(Instructions to follow) Reproduce every line of the data below without changing anything.

(Exercise input)

-- begin --

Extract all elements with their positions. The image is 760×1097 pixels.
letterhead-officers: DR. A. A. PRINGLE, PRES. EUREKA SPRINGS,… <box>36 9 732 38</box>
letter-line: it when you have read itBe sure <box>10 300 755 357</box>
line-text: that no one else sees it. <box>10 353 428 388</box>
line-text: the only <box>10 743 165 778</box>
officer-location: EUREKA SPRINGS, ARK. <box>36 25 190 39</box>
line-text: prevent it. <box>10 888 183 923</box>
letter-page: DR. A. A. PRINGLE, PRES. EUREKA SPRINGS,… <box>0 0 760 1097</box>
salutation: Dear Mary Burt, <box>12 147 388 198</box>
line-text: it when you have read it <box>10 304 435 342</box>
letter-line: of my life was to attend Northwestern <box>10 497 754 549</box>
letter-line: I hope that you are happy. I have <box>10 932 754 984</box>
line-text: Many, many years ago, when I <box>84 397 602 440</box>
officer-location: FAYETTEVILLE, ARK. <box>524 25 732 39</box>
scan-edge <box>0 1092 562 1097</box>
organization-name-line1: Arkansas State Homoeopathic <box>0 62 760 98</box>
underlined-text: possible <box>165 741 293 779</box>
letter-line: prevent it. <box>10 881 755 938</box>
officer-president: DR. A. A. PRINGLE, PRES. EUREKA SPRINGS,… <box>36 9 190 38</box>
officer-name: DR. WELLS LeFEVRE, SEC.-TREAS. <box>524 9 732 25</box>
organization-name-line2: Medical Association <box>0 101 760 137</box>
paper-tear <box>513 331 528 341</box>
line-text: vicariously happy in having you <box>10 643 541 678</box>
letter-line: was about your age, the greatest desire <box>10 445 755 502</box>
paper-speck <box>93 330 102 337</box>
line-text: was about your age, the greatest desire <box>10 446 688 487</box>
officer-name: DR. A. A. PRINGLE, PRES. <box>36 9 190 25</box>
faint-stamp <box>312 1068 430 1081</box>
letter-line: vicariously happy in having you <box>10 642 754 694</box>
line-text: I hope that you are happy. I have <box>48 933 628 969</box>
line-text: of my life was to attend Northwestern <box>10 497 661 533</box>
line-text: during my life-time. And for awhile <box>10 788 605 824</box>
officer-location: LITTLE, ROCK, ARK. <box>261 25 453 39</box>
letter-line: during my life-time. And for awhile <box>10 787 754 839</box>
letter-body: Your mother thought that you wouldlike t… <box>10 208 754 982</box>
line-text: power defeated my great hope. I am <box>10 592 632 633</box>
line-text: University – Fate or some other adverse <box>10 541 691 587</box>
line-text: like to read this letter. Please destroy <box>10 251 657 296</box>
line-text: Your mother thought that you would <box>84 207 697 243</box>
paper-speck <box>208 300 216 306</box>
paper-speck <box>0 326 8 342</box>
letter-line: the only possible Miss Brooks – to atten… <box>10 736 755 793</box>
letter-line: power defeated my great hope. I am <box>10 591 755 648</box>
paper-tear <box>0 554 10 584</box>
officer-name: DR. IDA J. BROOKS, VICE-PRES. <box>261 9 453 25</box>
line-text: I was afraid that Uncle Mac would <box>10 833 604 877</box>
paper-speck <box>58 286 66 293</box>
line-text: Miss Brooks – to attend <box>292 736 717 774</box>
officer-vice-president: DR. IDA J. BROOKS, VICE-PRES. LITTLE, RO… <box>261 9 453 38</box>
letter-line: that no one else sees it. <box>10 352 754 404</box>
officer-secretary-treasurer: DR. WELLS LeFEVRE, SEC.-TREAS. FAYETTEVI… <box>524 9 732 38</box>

-- end --

(Result)
Extract all elements with their positions. The image is 760×1097 pixels.
letterhead-officers: DR. A. A. PRINGLE, PRES. EUREKA SPRINGS,… <box>36 9 732 38</box>
letter-line: it when you have read itBe sure <box>10 300 755 357</box>
line-text: that no one else sees it. <box>10 353 428 388</box>
line-text: the only <box>10 743 165 778</box>
officer-location: EUREKA SPRINGS, ARK. <box>36 25 190 39</box>
line-text: prevent it. <box>10 888 183 923</box>
letter-page: DR. A. A. PRINGLE, PRES. EUREKA SPRINGS,… <box>0 0 760 1097</box>
salutation: Dear Mary Burt, <box>12 147 388 198</box>
line-text: it when you have read it <box>10 304 435 342</box>
letter-line: of my life was to attend Northwestern <box>10 497 754 549</box>
letter-line: I hope that you are happy. I have <box>10 932 754 984</box>
line-text: Many, many years ago, when I <box>84 397 602 440</box>
officer-location: FAYETTEVILLE, ARK. <box>524 25 732 39</box>
scan-edge <box>0 1092 562 1097</box>
organization-name-line1: Arkansas State Homoeopathic <box>0 62 760 98</box>
underlined-text: possible <box>165 741 293 779</box>
letter-line: prevent it. <box>10 881 755 938</box>
officer-president: DR. A. A. PRINGLE, PRES. EUREKA SPRINGS,… <box>36 9 190 38</box>
officer-name: DR. WELLS LeFEVRE, SEC.-TREAS. <box>524 9 732 25</box>
organization-name-line2: Medical Association <box>0 101 760 137</box>
paper-tear <box>513 331 528 341</box>
line-text: vicariously happy in having you <box>10 643 541 678</box>
letter-line: was about your age, the greatest desire <box>10 445 755 502</box>
paper-speck <box>93 330 102 337</box>
line-text: was about your age, the greatest desire <box>10 446 688 487</box>
officer-name: DR. A. A. PRINGLE, PRES. <box>36 9 190 25</box>
faint-stamp <box>312 1068 430 1081</box>
letter-line: vicariously happy in having you <box>10 642 754 694</box>
line-text: I hope that you are happy. I have <box>48 933 628 969</box>
line-text: of my life was to attend Northwestern <box>10 497 661 533</box>
line-text: during my life-time. And for awhile <box>10 788 605 824</box>
officer-location: LITTLE, ROCK, ARK. <box>261 25 453 39</box>
letter-line: during my life-time. And for awhile <box>10 787 754 839</box>
letter-body: Your mother thought that you wouldlike t… <box>10 208 754 982</box>
line-text: power defeated my great hope. I am <box>10 592 632 633</box>
line-text: University – Fate or some other adverse <box>10 541 691 587</box>
line-text: like to read this letter. Please destroy <box>10 251 657 296</box>
line-text: Your mother thought that you would <box>84 207 697 243</box>
paper-speck <box>208 300 216 306</box>
paper-speck <box>0 326 8 342</box>
letter-line: the only possible Miss Brooks – to atten… <box>10 736 755 793</box>
letter-line: power defeated my great hope. I am <box>10 591 755 648</box>
paper-tear <box>0 554 10 584</box>
officer-name: DR. IDA J. BROOKS, VICE-PRES. <box>261 9 453 25</box>
line-text: I was afraid that Uncle Mac would <box>10 833 604 877</box>
paper-speck <box>58 286 66 293</box>
line-text: Miss Brooks – to attend <box>292 736 717 774</box>
officer-vice-president: DR. IDA J. BROOKS, VICE-PRES. LITTLE, RO… <box>261 9 453 38</box>
letter-line: that no one else sees it. <box>10 352 754 404</box>
officer-secretary-treasurer: DR. WELLS LeFEVRE, SEC.-TREAS. FAYETTEVI… <box>524 9 732 38</box>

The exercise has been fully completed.